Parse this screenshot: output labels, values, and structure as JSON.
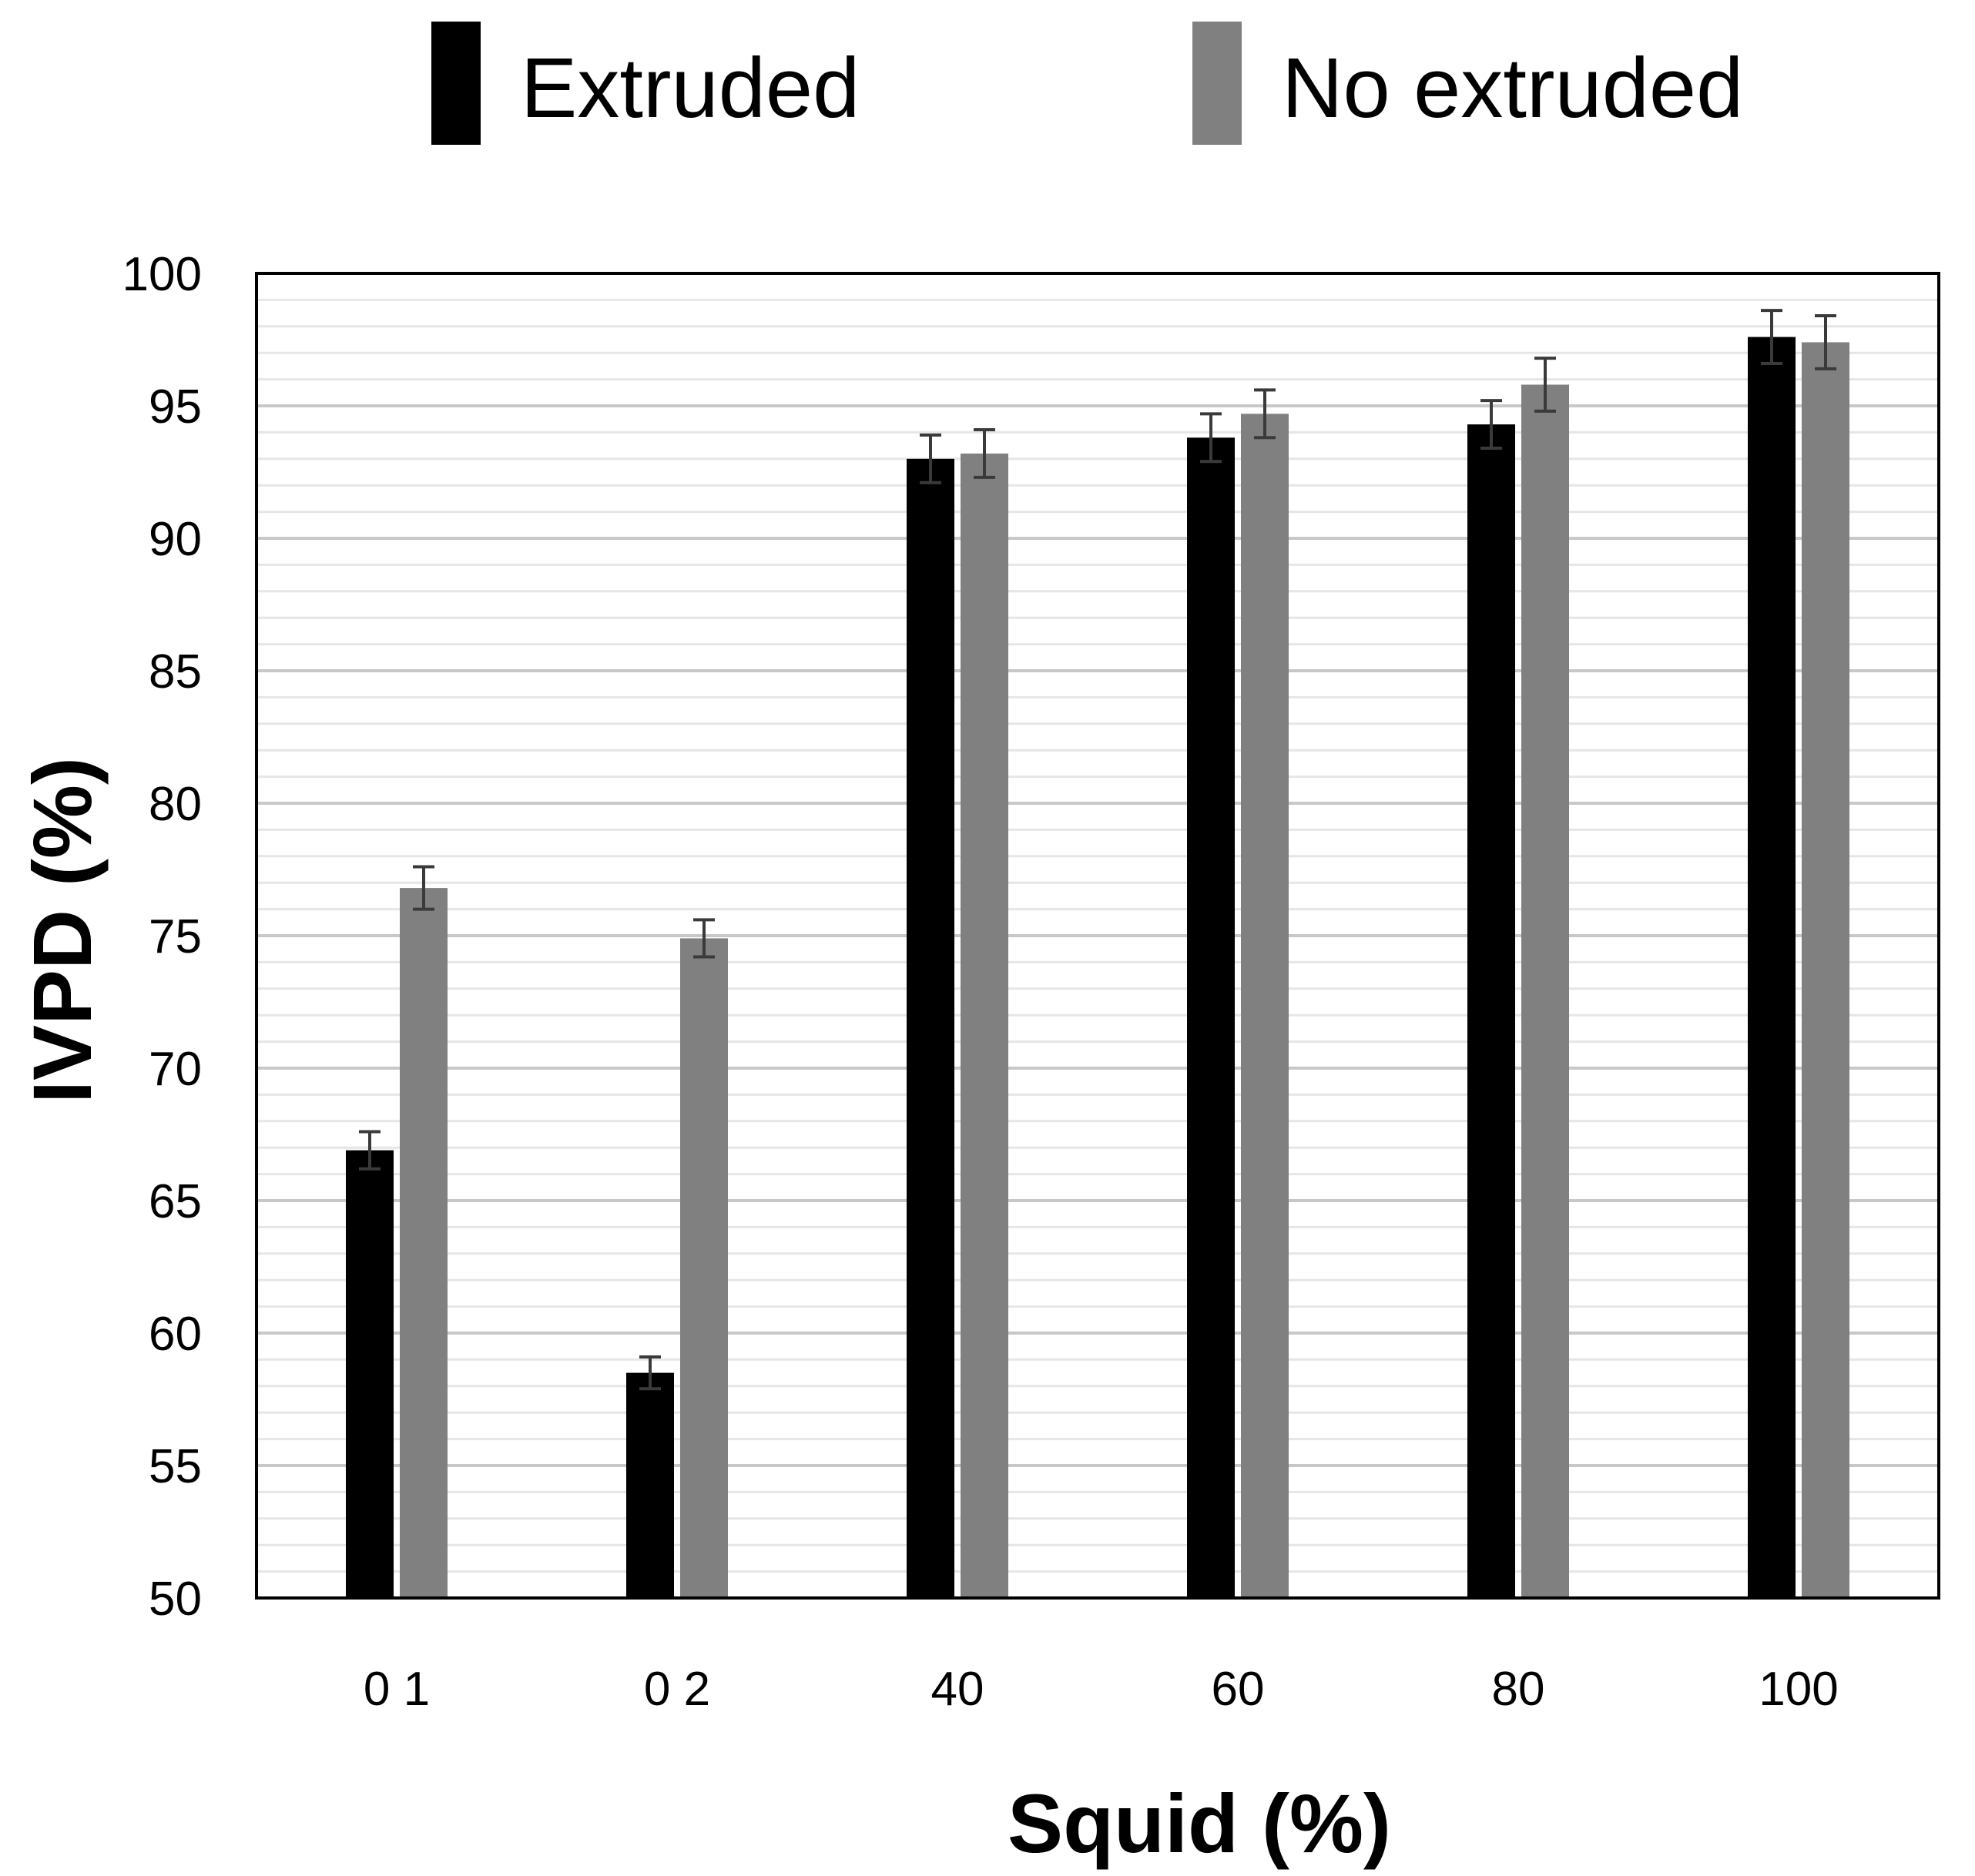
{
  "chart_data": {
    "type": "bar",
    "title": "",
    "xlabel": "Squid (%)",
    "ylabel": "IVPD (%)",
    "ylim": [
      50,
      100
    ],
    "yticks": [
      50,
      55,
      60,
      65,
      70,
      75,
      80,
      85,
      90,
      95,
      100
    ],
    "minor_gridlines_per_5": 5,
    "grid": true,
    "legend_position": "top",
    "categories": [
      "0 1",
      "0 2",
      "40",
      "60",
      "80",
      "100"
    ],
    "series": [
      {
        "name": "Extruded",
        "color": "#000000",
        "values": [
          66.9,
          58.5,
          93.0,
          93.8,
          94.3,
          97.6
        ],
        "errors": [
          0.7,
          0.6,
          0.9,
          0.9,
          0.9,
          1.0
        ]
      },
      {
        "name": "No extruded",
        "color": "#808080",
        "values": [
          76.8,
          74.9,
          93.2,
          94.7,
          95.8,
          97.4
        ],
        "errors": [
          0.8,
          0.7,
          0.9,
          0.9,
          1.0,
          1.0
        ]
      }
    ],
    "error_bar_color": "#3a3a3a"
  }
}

--

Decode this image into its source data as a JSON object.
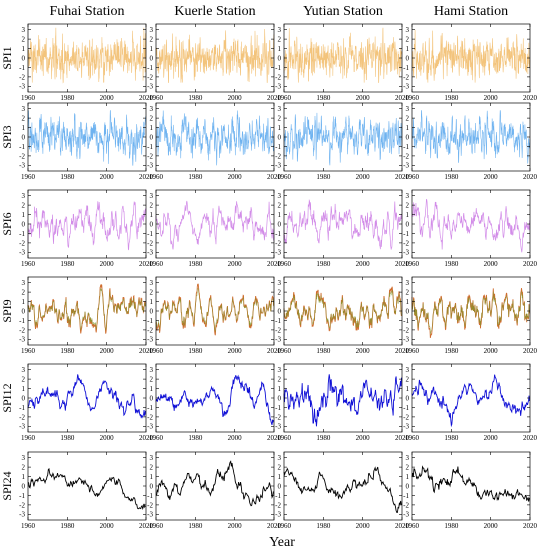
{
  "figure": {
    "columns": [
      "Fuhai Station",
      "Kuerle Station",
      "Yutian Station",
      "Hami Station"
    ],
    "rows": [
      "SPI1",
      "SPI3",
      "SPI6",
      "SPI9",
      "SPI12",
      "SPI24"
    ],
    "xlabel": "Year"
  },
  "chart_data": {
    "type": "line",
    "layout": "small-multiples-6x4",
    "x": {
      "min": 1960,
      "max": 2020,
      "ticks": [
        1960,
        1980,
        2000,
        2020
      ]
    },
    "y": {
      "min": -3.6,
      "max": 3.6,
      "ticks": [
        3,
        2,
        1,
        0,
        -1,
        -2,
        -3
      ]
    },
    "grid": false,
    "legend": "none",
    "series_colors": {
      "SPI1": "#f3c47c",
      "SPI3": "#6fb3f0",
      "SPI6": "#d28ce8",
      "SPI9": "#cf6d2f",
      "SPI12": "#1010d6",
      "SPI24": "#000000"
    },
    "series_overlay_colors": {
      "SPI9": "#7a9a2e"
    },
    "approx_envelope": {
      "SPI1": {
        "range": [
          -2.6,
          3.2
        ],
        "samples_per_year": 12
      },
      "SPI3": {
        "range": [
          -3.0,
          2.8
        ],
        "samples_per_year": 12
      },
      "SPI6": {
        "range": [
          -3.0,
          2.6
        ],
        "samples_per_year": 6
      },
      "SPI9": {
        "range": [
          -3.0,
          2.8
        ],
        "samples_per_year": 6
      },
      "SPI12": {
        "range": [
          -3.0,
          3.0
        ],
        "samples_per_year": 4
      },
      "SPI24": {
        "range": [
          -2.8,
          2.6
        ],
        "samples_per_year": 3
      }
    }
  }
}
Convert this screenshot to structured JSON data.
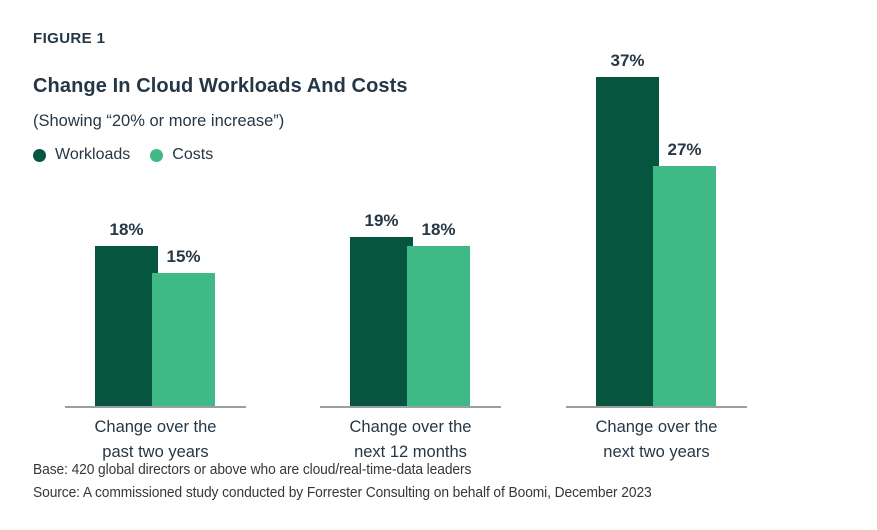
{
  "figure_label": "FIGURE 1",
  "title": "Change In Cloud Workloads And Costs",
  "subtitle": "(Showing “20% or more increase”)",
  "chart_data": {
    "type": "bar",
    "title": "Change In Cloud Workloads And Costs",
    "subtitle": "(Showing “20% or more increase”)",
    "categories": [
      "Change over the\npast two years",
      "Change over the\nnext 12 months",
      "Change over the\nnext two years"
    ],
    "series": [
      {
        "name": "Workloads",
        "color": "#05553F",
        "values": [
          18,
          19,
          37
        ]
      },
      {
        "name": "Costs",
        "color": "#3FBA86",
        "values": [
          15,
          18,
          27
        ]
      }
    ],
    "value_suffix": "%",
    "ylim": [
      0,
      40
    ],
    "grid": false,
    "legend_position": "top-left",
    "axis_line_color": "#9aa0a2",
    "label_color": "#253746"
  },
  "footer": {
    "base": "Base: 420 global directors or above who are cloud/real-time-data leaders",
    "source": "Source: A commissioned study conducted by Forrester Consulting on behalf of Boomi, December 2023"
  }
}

* **Exercise task**: Note each line of the entries that has "years" in it, and copy those lines.

* **Answer for the task**:
      "Change over the\npast two years",
      "Change over the\nnext two years"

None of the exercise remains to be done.